___ EXTRACTED DATA ___

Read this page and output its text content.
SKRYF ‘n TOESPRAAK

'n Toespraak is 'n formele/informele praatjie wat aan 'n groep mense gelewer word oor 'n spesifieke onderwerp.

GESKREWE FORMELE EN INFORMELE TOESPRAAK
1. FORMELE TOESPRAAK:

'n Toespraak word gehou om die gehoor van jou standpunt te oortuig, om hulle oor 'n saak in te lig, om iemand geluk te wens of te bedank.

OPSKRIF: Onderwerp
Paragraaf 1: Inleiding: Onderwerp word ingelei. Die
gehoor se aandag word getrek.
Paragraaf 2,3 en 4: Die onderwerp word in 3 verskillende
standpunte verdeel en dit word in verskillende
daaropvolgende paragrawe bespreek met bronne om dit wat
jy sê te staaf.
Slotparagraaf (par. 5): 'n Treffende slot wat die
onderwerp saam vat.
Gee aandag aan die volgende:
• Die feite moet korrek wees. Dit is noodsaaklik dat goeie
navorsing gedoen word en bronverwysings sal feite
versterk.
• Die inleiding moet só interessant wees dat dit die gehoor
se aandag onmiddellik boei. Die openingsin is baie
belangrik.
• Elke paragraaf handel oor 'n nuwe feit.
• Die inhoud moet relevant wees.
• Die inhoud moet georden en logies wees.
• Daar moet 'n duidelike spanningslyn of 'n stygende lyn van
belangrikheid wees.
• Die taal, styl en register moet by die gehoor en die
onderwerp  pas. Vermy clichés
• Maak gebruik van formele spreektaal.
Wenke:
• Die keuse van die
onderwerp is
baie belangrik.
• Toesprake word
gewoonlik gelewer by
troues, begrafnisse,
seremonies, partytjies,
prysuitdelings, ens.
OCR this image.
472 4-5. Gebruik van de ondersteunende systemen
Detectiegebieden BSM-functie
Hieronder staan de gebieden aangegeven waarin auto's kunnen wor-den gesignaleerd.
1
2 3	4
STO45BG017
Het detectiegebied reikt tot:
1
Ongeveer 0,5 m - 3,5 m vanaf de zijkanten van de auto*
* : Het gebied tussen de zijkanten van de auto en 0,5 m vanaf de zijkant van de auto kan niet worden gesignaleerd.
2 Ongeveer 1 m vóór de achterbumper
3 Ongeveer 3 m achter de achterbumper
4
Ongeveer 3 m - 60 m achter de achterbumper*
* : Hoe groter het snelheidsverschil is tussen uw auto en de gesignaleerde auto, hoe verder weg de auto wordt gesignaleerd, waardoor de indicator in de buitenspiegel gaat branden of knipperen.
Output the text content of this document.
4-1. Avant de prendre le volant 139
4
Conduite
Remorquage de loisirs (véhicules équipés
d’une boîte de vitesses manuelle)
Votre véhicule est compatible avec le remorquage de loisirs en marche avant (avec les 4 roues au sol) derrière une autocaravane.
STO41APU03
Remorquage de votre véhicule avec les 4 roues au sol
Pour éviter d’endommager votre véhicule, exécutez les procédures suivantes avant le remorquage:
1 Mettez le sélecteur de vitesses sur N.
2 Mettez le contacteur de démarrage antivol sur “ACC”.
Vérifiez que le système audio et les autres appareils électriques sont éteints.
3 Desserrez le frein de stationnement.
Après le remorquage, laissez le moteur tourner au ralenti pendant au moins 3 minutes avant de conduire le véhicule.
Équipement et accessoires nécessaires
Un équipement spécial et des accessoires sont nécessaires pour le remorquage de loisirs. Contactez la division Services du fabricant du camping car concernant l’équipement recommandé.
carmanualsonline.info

___

◆ SET TASK
From the listing above, reproduce all the lines exactly.

◆ ANSWER TO THE PROBLEM
Read this page and output its text content.
SKRYF ‘n TOESPRAAK

'n Toespraak is 'n formele/informele praatjie wat aan 'n groep mense gelewer word oor 'n spesifieke onderwerp.

GESKREWE FORMELE EN INFORMELE TOESPRAAK
1. FORMELE TOESPRAAK:

'n Toespraak word gehou om die gehoor van jou standpunt te oortuig, om hulle oor 'n saak in te lig, om iemand geluk te wens of te bedank.

OPSKRIF: Onderwerp
Paragraaf 1: Inleiding: Onderwerp word ingelei. Die
gehoor se aandag word getrek.
Paragraaf 2,3 en 4: Die onderwerp word in 3 verskillende
standpunte verdeel en dit word in verskillende
daaropvolgende paragrawe bespreek met bronne om dit wat
jy sê te staaf.
Slotparagraaf (par. 5): 'n Treffende slot wat die
onderwerp saam vat.
Gee aandag aan die volgende:
• Die feite moet korrek wees. Dit is noodsaaklik dat goeie
navorsing gedoen word en bronverwysings sal feite
versterk.
• Die inleiding moet só interessant wees dat dit die gehoor
se aandag onmiddellik boei. Die openingsin is baie
belangrik.
• Elke paragraaf handel oor 'n nuwe feit.
• Die inhoud moet relevant wees.
• Die inhoud moet georden en logies wees.
• Daar moet 'n duidelike spanningslyn of 'n stygende lyn van
belangrikheid wees.
• Die taal, styl en register moet by die gehoor en die
onderwerp  pas. Vermy clichés
• Maak gebruik van formele spreektaal.
Wenke:
• Die keuse van die
onderwerp is
baie belangrik.
• Toesprake word
gewoonlik gelewer by
troues, begrafnisse,
seremonies, partytjies,
prysuitdelings, ens.
OCR this image.
472 4-5. Gebruik van de ondersteunende systemen
Detectiegebieden BSM-functie
Hieronder staan de gebieden aangegeven waarin auto's kunnen wor-den gesignaleerd.
1
2 3	4
STO45BG017
Het detectiegebied reikt tot:
1
Ongeveer 0,5 m - 3,5 m vanaf de zijkanten van de auto*
* : Het gebied tussen de zijkanten van de auto en 0,5 m vanaf de zijkant van de auto kan niet worden gesignaleerd.
2 Ongeveer 1 m vóór de achterbumper
3 Ongeveer 3 m achter de achterbumper
4
Ongeveer 3 m - 60 m achter de achterbumper*
* : Hoe groter het snelheidsverschil is tussen uw auto en de gesignaleerde auto, hoe verder weg de auto wordt gesignaleerd, waardoor de indicator in de buitenspiegel gaat branden of knipperen.
Output the text content of this document.
4-1. Avant de prendre le volant 139
4
Conduite
Remorquage de loisirs (véhicules équipés
d’une boîte de vitesses manuelle)
Votre véhicule est compatible avec le remorquage de loisirs en marche avant (avec les 4 roues au sol) derrière une autocaravane.
STO41APU03
Remorquage de votre véhicule avec les 4 roues au sol
Pour éviter d’endommager votre véhicule, exécutez les procédures suivantes avant le remorquage:
1 Mettez le sélecteur de vitesses sur N.
2 Mettez le contacteur de démarrage antivol sur “ACC”.
Vérifiez que le système audio et les autres appareils électriques sont éteints.
3 Desserrez le frein de stationnement.
Après le remorquage, laissez le moteur tourner au ralenti pendant au moins 3 minutes avant de conduire le véhicule.
Équipement et accessoires nécessaires
Un équipement spécial et des accessoires sont nécessaires pour le remorquage de loisirs. Contactez la division Services du fabricant du camping car concernant l’équipement recommandé.
carmanualsonline.info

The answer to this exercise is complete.